● WORK INSTRUCTIONS
In the listing below, locate the lines bearing the word "ffffff". Copy every one of them.

● LISTED ENTRIES
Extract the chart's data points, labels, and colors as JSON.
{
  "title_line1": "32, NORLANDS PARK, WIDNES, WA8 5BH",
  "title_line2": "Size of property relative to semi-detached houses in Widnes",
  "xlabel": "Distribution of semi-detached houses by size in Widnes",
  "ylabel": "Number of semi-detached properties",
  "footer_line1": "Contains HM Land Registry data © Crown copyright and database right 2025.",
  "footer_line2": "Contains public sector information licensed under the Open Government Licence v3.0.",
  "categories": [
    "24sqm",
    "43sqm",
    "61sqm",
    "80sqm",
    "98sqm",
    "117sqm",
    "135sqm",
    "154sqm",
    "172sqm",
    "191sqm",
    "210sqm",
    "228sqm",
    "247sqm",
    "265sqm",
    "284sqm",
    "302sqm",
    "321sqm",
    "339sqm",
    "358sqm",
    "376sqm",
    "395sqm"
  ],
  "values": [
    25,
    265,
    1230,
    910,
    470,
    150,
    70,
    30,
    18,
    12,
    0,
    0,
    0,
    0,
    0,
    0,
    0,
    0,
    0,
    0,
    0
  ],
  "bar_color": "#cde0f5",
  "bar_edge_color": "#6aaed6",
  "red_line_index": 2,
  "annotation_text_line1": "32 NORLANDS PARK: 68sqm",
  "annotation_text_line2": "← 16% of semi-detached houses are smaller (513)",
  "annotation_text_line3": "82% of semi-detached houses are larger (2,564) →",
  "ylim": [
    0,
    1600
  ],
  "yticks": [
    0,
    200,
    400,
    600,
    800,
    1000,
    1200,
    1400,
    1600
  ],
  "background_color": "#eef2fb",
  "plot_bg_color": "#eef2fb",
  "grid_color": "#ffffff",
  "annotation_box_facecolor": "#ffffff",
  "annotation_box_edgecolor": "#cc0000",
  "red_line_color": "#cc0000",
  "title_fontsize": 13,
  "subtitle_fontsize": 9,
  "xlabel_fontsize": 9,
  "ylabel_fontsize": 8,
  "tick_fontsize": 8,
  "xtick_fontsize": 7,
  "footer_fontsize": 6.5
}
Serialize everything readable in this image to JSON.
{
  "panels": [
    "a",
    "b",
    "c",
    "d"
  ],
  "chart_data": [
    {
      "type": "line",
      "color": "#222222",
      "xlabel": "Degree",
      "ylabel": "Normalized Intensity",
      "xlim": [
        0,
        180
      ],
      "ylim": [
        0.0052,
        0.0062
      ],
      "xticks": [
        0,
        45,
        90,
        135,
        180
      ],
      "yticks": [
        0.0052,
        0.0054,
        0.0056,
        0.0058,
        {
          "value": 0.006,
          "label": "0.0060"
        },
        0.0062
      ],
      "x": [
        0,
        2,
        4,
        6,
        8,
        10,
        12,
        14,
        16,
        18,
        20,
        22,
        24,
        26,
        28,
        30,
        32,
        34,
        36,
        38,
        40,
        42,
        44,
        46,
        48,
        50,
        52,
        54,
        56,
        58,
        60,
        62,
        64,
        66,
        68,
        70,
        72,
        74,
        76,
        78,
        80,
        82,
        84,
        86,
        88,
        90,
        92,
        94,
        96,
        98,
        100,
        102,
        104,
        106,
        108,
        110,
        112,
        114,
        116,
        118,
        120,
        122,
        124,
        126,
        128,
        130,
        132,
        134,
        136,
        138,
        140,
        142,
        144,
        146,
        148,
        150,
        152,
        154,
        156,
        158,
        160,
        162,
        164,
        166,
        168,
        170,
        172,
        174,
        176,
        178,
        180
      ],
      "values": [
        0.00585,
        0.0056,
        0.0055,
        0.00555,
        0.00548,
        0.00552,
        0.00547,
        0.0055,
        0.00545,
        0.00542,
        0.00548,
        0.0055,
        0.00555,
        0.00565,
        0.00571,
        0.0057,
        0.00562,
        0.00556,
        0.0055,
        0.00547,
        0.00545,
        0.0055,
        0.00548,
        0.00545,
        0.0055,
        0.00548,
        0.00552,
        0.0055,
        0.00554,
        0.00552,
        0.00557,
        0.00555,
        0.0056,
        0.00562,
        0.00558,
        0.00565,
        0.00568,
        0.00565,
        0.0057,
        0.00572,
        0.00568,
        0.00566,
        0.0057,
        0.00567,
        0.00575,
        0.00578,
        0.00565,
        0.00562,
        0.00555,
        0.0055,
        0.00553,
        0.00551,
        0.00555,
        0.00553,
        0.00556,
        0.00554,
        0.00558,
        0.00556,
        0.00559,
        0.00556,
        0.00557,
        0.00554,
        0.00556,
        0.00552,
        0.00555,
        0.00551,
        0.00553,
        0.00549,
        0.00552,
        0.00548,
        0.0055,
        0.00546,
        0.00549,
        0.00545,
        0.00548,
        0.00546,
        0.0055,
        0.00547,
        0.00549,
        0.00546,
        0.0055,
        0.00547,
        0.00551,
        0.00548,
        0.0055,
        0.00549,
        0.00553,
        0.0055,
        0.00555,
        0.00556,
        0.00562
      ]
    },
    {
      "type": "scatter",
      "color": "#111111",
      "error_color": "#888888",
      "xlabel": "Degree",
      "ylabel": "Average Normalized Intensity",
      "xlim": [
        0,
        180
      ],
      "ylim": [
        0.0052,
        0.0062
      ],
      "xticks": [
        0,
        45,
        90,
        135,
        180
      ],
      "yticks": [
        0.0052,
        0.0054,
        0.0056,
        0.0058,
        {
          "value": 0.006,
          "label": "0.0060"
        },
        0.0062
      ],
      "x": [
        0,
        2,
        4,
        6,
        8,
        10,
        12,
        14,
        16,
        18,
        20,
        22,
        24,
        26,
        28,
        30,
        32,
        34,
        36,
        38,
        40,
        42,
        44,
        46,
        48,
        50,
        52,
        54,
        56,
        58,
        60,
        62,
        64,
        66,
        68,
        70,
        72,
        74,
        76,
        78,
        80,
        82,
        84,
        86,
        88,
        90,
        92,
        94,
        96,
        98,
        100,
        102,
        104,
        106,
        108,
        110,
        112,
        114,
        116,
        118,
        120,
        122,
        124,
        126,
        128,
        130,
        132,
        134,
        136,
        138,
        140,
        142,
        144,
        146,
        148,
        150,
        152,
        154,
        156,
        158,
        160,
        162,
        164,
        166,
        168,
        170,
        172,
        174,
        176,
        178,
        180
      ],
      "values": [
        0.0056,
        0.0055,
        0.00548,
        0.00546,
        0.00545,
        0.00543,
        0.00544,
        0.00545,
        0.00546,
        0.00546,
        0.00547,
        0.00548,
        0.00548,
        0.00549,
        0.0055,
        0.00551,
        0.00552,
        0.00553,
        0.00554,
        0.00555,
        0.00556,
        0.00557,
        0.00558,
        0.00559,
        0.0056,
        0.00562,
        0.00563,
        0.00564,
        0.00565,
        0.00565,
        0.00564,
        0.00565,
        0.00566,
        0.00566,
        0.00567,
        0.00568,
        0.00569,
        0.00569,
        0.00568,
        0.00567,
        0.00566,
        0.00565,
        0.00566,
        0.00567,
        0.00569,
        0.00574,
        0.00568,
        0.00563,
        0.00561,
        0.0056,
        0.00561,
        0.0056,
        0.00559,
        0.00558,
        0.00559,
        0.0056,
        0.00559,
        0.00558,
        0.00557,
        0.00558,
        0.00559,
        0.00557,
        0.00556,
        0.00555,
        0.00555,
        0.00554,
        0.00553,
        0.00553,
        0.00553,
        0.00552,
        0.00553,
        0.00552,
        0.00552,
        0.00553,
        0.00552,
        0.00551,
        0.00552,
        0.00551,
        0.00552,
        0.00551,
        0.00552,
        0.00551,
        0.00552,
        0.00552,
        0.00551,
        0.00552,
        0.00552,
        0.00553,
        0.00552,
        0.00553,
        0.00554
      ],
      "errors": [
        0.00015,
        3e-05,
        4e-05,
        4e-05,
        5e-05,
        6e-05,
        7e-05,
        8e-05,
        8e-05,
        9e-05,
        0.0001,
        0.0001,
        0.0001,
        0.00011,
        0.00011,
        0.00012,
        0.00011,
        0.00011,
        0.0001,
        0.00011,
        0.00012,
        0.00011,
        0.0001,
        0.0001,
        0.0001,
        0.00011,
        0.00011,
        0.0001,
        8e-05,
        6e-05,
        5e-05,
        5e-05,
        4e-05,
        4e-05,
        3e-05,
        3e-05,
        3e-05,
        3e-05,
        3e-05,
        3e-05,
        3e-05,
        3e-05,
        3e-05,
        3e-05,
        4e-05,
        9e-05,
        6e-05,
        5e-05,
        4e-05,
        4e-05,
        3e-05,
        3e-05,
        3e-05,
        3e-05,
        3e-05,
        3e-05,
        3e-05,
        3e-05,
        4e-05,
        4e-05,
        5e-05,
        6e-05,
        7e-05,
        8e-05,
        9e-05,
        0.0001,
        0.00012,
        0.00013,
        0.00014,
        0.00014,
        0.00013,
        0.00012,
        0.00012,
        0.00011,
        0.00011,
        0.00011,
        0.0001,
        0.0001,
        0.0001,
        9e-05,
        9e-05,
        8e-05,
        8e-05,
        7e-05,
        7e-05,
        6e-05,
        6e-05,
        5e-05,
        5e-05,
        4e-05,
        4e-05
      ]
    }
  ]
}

● EXERCISE RESPONSE
  "grid_color": "#ffffff",
  "annotation_box_facecolor": "#ffffff",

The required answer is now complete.